#### [WORK REQUIRED]
For each line below that includes the word "Reach", make a copy.

(Saved data entries)
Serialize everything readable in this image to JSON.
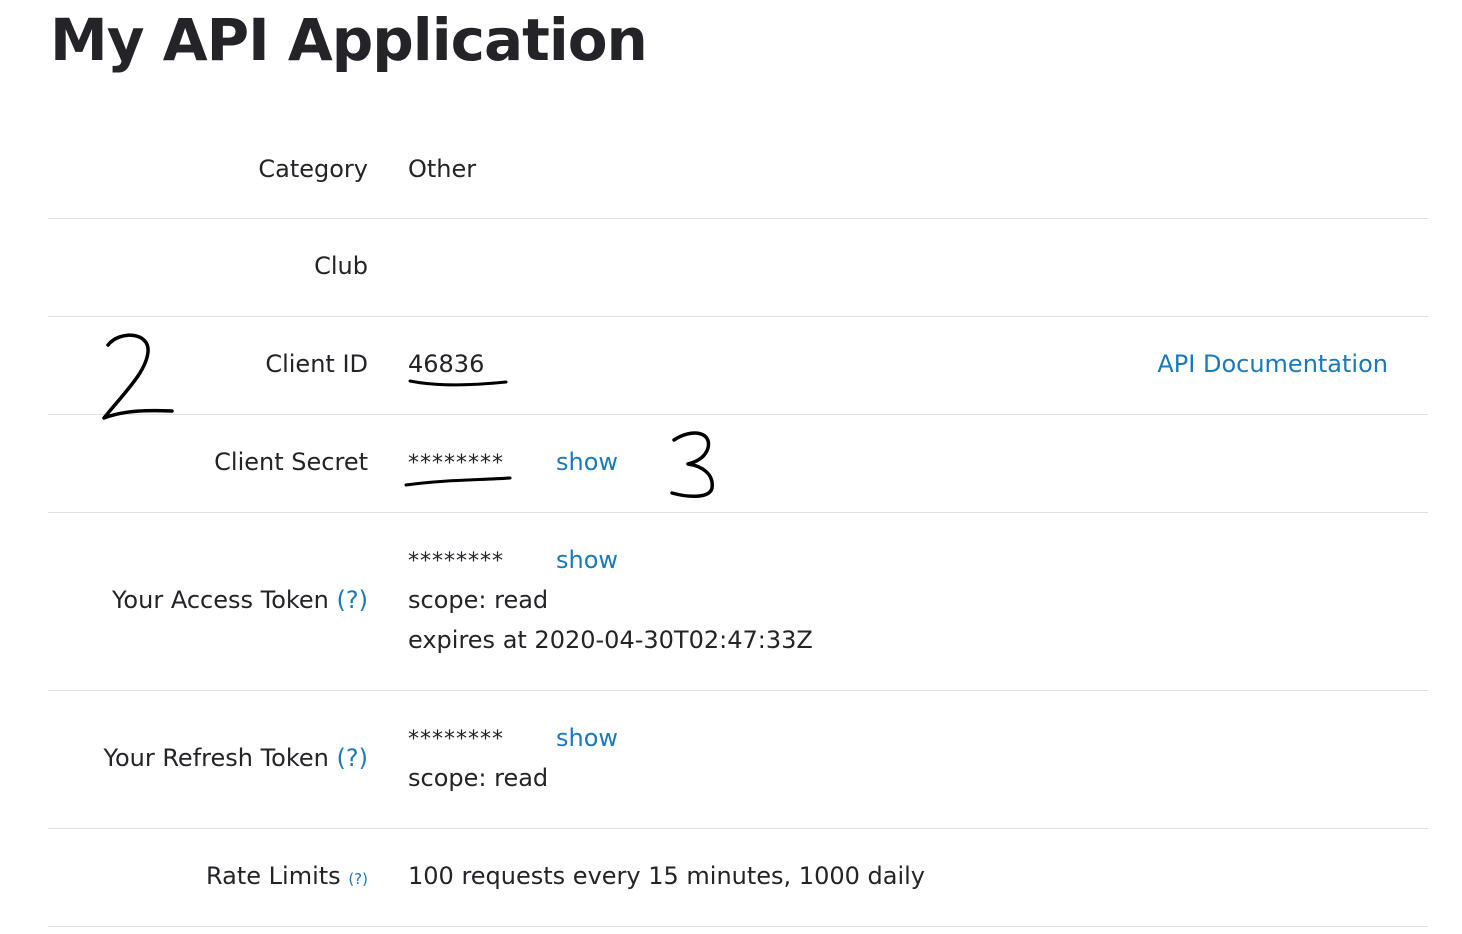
{
  "page": {
    "title": "My API Application"
  },
  "rows": {
    "category": {
      "label": "Category",
      "value": "Other"
    },
    "club": {
      "label": "Club",
      "value": ""
    },
    "client_id": {
      "label": "Client ID",
      "value": "46836",
      "doc_link": "API Documentation"
    },
    "client_secret": {
      "label": "Client Secret",
      "masked": "********",
      "show_label": "show"
    },
    "access_token": {
      "label": "Your Access Token",
      "help": "(?)",
      "masked": "********",
      "show_label": "show",
      "scope": "scope: read",
      "expires": "expires at 2020-04-30T02:47:33Z"
    },
    "refresh_token": {
      "label": "Your Refresh Token",
      "help": "(?)",
      "masked": "********",
      "show_label": "show",
      "scope": "scope: read"
    },
    "rate_limits": {
      "label": "Rate Limits",
      "help": "(?)",
      "value": "100 requests every 15 minutes, 1000 daily"
    }
  },
  "annotations": {
    "mark_2": "2",
    "mark_3": "3"
  },
  "colors": {
    "text": "#242428",
    "link": "#1a79b8",
    "divider": "#dfdfe4",
    "background": "#ffffff"
  }
}
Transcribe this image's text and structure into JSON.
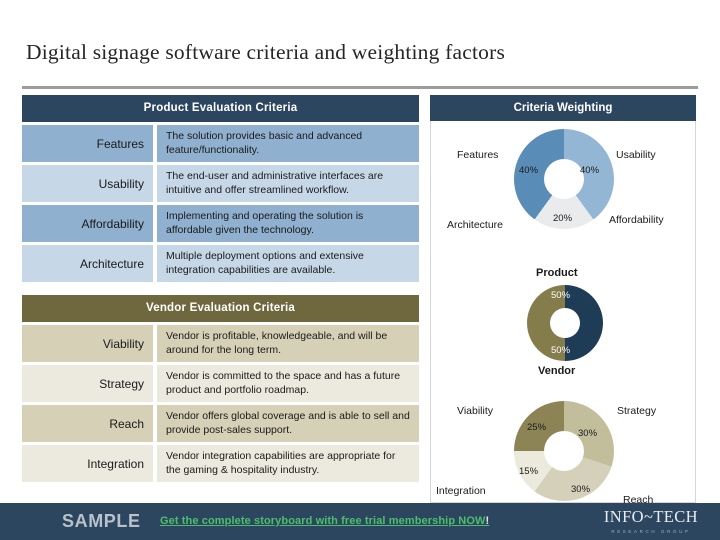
{
  "slide": {
    "title": "Digital signage software criteria and weighting factors"
  },
  "product_table": {
    "header": "Product Evaluation Criteria",
    "rows": [
      {
        "label": "Features",
        "description": "The solution provides basic and advanced feature/functionality."
      },
      {
        "label": "Usability",
        "description": "The end-user and administrative interfaces are intuitive and offer streamlined workflow."
      },
      {
        "label": "Affordability",
        "description": "Implementing and operating the solution is affordable given the technology."
      },
      {
        "label": "Architecture",
        "description": "Multiple deployment options and extensive integration capabilities are available."
      }
    ]
  },
  "vendor_table": {
    "header": "Vendor Evaluation Criteria",
    "rows": [
      {
        "label": "Viability",
        "description": "Vendor is profitable, knowledgeable, and will be around for the long term."
      },
      {
        "label": "Strategy",
        "description": "Vendor is committed to the space and has a future product and portfolio roadmap."
      },
      {
        "label": "Reach",
        "description": "Vendor offers global coverage and is able to sell and provide post-sales support."
      },
      {
        "label": "Integration",
        "description": "Vendor integration capabilities are appropriate for the gaming & hospitality industry."
      }
    ]
  },
  "weighting_panel": {
    "header": "Criteria Weighting"
  },
  "chart_data": [
    {
      "type": "pie",
      "title": "Product",
      "subtype": "donut",
      "labels": [
        "Usability",
        "Affordability",
        "Architecture",
        "Features"
      ],
      "segment_labels": [
        "Usability / Affordability",
        "Architecture",
        "Features"
      ],
      "values": [
        40,
        20,
        40
      ],
      "value_labels": [
        "40%",
        "20%",
        "40%"
      ],
      "colors": [
        "#93b6d4",
        "#e9ebec",
        "#5a8cb8"
      ],
      "legend_position": "around",
      "corner_labels": {
        "top_left": "Features",
        "top_right": "Usability",
        "bottom_right": "Affordability",
        "bottom_left": "Architecture"
      }
    },
    {
      "type": "pie",
      "subtype": "donut",
      "title": "Product / Vendor",
      "labels": [
        "Product",
        "Vendor"
      ],
      "values": [
        50,
        50
      ],
      "value_labels": [
        "50%",
        "50%"
      ],
      "colors": [
        "#1f3c56",
        "#857c4c"
      ],
      "top_title": "Product",
      "bottom_title": "Vendor"
    },
    {
      "type": "pie",
      "subtype": "donut",
      "title": "Vendor",
      "labels": [
        "Strategy",
        "Reach",
        "Integration",
        "Viability"
      ],
      "values": [
        30,
        30,
        15,
        25
      ],
      "value_labels": [
        "30%",
        "30%",
        "15%",
        "25%"
      ],
      "colors": [
        "#c2bd9b",
        "#d5d0b9",
        "#eceadd",
        "#8d8456"
      ],
      "corner_labels": {
        "top_left": "Viability",
        "top_right": "Strategy",
        "bottom_right": "Reach",
        "bottom_left": "Integration"
      }
    }
  ],
  "footer": {
    "sample": "SAMPLE",
    "cta": "Get the complete storyboard with free trial membership NOW",
    "cta_bang": "!",
    "logo_main": "INFO~TECH",
    "logo_sub": "RESEARCH GROUP"
  }
}
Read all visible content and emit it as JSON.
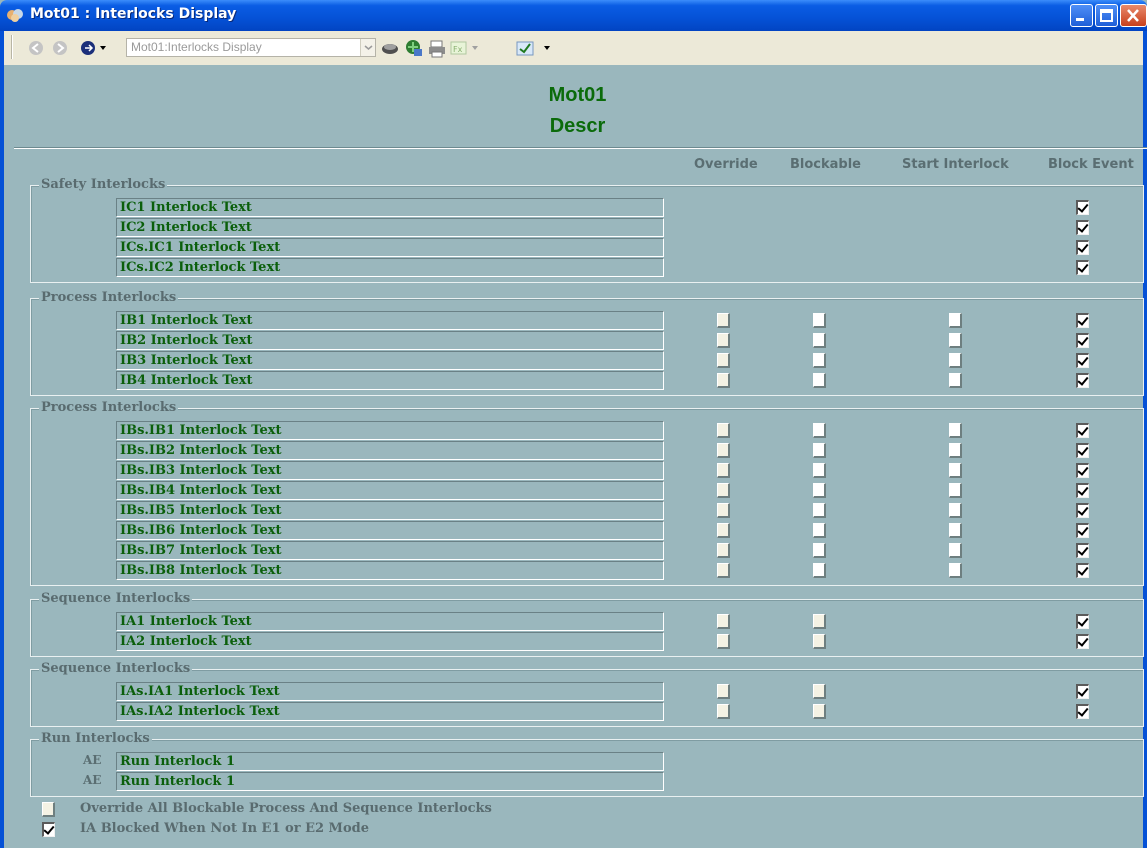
{
  "window": {
    "title": "Mot01 : Interlocks Display"
  },
  "toolbar": {
    "address": "Mot01:Interlocks Display"
  },
  "header": {
    "name": "Mot01",
    "description": "Descr"
  },
  "columns": [
    "Override",
    "Blockable",
    "Start Interlock",
    "Block Event"
  ],
  "groups": [
    {
      "label": "Safety Interlocks",
      "rows": [
        {
          "text": "IC1 Interlock Text",
          "override": null,
          "blockable": null,
          "start": null,
          "block_event": true
        },
        {
          "text": "IC2 Interlock Text",
          "override": null,
          "blockable": null,
          "start": null,
          "block_event": true
        },
        {
          "text": "ICs.IC1 Interlock Text",
          "override": null,
          "blockable": null,
          "start": null,
          "block_event": true
        },
        {
          "text": "ICs.IC2 Interlock Text",
          "override": null,
          "blockable": null,
          "start": null,
          "block_event": true
        }
      ]
    },
    {
      "label": "Process Interlocks",
      "rows": [
        {
          "text": "IB1 Interlock Text",
          "override": false,
          "blockable": false,
          "start": false,
          "block_event": true
        },
        {
          "text": "IB2 Interlock Text",
          "override": false,
          "blockable": false,
          "start": false,
          "block_event": true
        },
        {
          "text": "IB3 Interlock Text",
          "override": false,
          "blockable": false,
          "start": false,
          "block_event": true
        },
        {
          "text": "IB4 Interlock Text",
          "override": false,
          "blockable": false,
          "start": false,
          "block_event": true
        }
      ]
    },
    {
      "label": "Process Interlocks",
      "rows": [
        {
          "text": "IBs.IB1 Interlock Text",
          "override": false,
          "blockable": false,
          "start": false,
          "block_event": true
        },
        {
          "text": "IBs.IB2 Interlock Text",
          "override": false,
          "blockable": false,
          "start": false,
          "block_event": true
        },
        {
          "text": "IBs.IB3 Interlock Text",
          "override": false,
          "blockable": false,
          "start": false,
          "block_event": true
        },
        {
          "text": "IBs.IB4 Interlock Text",
          "override": false,
          "blockable": false,
          "start": false,
          "block_event": true
        },
        {
          "text": "IBs.IB5 Interlock Text",
          "override": false,
          "blockable": false,
          "start": false,
          "block_event": true
        },
        {
          "text": "IBs.IB6 Interlock Text",
          "override": false,
          "blockable": false,
          "start": false,
          "block_event": true
        },
        {
          "text": "IBs.IB7 Interlock Text",
          "override": false,
          "blockable": false,
          "start": false,
          "block_event": true
        },
        {
          "text": "IBs.IB8 Interlock Text",
          "override": false,
          "blockable": false,
          "start": false,
          "block_event": true
        }
      ]
    },
    {
      "label": "Sequence Interlocks",
      "rows": [
        {
          "text": "IA1 Interlock Text",
          "override": false,
          "blockable": false,
          "start": null,
          "block_event": true
        },
        {
          "text": "IA2 Interlock Text",
          "override": false,
          "blockable": false,
          "start": null,
          "block_event": true
        }
      ]
    },
    {
      "label": "Sequence Interlocks",
      "rows": [
        {
          "text": "IAs.IA1 Interlock Text",
          "override": false,
          "blockable": false,
          "start": null,
          "block_event": true
        },
        {
          "text": "IAs.IA2 Interlock Text",
          "override": false,
          "blockable": false,
          "start": null,
          "block_event": true
        }
      ]
    },
    {
      "label": "Run Interlocks",
      "rows": [
        {
          "prefix": "AE",
          "text": "Run Interlock 1",
          "override": null,
          "blockable": null,
          "start": null,
          "block_event": null
        },
        {
          "prefix": "AE",
          "text": "Run Interlock 1",
          "override": null,
          "blockable": null,
          "start": null,
          "block_event": null
        }
      ]
    }
  ],
  "footer": [
    {
      "label": "Override All Blockable Process And Sequence Interlocks",
      "checked": false
    },
    {
      "label": "IA Blocked When Not In E1 or E2 Mode",
      "checked": true
    }
  ],
  "colors": {
    "background": "#9ab7bd",
    "text_green": "#0b5f0b",
    "label_gray": "#596b6f",
    "titlebar": "#0551d6"
  }
}
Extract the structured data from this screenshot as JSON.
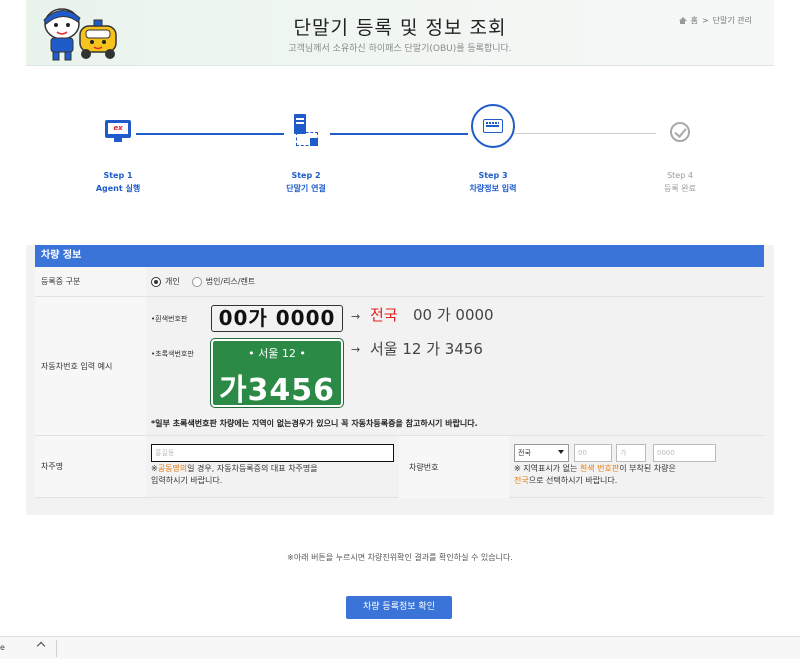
{
  "header": {
    "title": "단말기 등록 및 정보 조회",
    "subtitle": "고객님께서 소유하신 하이패스 단말기(OBU)를 등록합니다.",
    "breadcrumb": [
      "홈",
      ">",
      "단말기 관리"
    ],
    "mascot": "hipass-mascots"
  },
  "steps": [
    {
      "step": "Step 1",
      "label": "Agent 실행",
      "icon": "ex-monitor-icon",
      "state": "done"
    },
    {
      "step": "Step 2",
      "label": "단말기 연결",
      "icon": "device-connect-icon",
      "state": "done"
    },
    {
      "step": "Step 3",
      "label": "차량정보 입력",
      "icon": "keyboard-icon",
      "state": "active"
    },
    {
      "step": "Step 4",
      "label": "등록 완료",
      "icon": "check-circle-icon",
      "state": "pending"
    }
  ],
  "form": {
    "section_title": "차량 정보",
    "registration_type": {
      "label": "등록증 구분",
      "options": [
        "개인",
        "법인/리스/렌트"
      ],
      "selected": "개인"
    },
    "plate_example": {
      "label": "자동차번호 입력 예시",
      "white_label": "•흰색번호판",
      "white_plate": "00가 0000",
      "white_arrow": "→",
      "white_region": "전국",
      "white_rest": "00 가 0000",
      "green_label": "•초록색번호판",
      "green_plate_top": "•  서울 12  •",
      "green_plate_bottom": "가3456",
      "green_arrow": "→",
      "green_text": "서울 12 가 3456",
      "warning": "*일부 초록색번호판 차량에는 지역이 없는경우가 있으니 꼭 자동차등록증을 참고하시기 바랍니다."
    },
    "owner": {
      "label": "차주명",
      "placeholder": "홍길동",
      "note_prefix": "※",
      "note_highlight": "공동명의",
      "note_rest": "일 경우, 자동차등록증의 대표 차주명을",
      "note_line2": "입력하시기 바랍니다."
    },
    "vehicle_number": {
      "label": "차량번호",
      "region_selected": "전국",
      "field1_placeholder": "00",
      "field2_placeholder": "가",
      "field3_placeholder": "0000",
      "note_prefix": "※ 지역표시가 없는 ",
      "note_highlight": "흰색 번호판",
      "note_rest": "이 부착된 차량은",
      "note2_highlight": "전국",
      "note2_rest": "으로 선택하시기 바랍니다."
    }
  },
  "info_text": "※아래 버튼을 누르시면 차량진위확인 결과를 확인하실 수 있습니다.",
  "confirm_button": "차량 등록정보 확인",
  "download_bar": {
    "text": "e"
  },
  "colors": {
    "primary": "#3b74d9",
    "step_active": "#1f5cc9",
    "highlight": "#e57b12",
    "red": "#e0201e",
    "green_plate": "#2b8a45"
  }
}
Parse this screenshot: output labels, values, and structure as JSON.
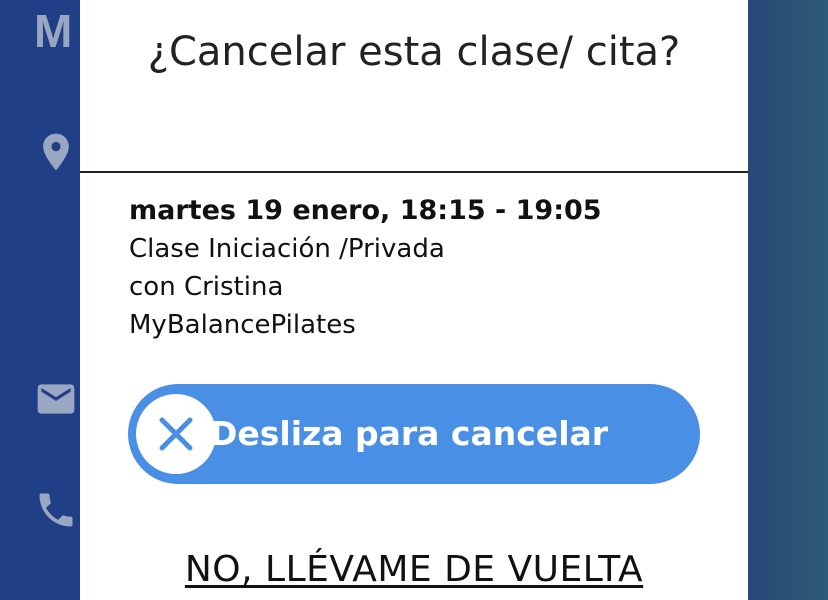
{
  "background": {
    "letter": "M",
    "icons": [
      "location-pin-icon",
      "mail-icon",
      "phone-icon"
    ]
  },
  "modal": {
    "title": "¿Cancelar esta clase/ cita?",
    "details": {
      "datetime": "martes 19 enero, 18:15 - 19:05",
      "class_name": "Clase Iniciación /Privada",
      "instructor": "con Cristina",
      "studio": "MyBalancePilates"
    },
    "slider": {
      "label": "Desliza para cancelar",
      "knob_icon": "close-icon"
    },
    "back_link": "NO, LLÉVAME DE VUELTA"
  },
  "colors": {
    "background_blue": "#213f86",
    "slider_blue": "#4a8fe6",
    "modal_white": "#ffffff"
  }
}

#### [EXPECTED OUTPUT]
        "label": "Reach",
        "Reach",
        "bottom_right": "Reach",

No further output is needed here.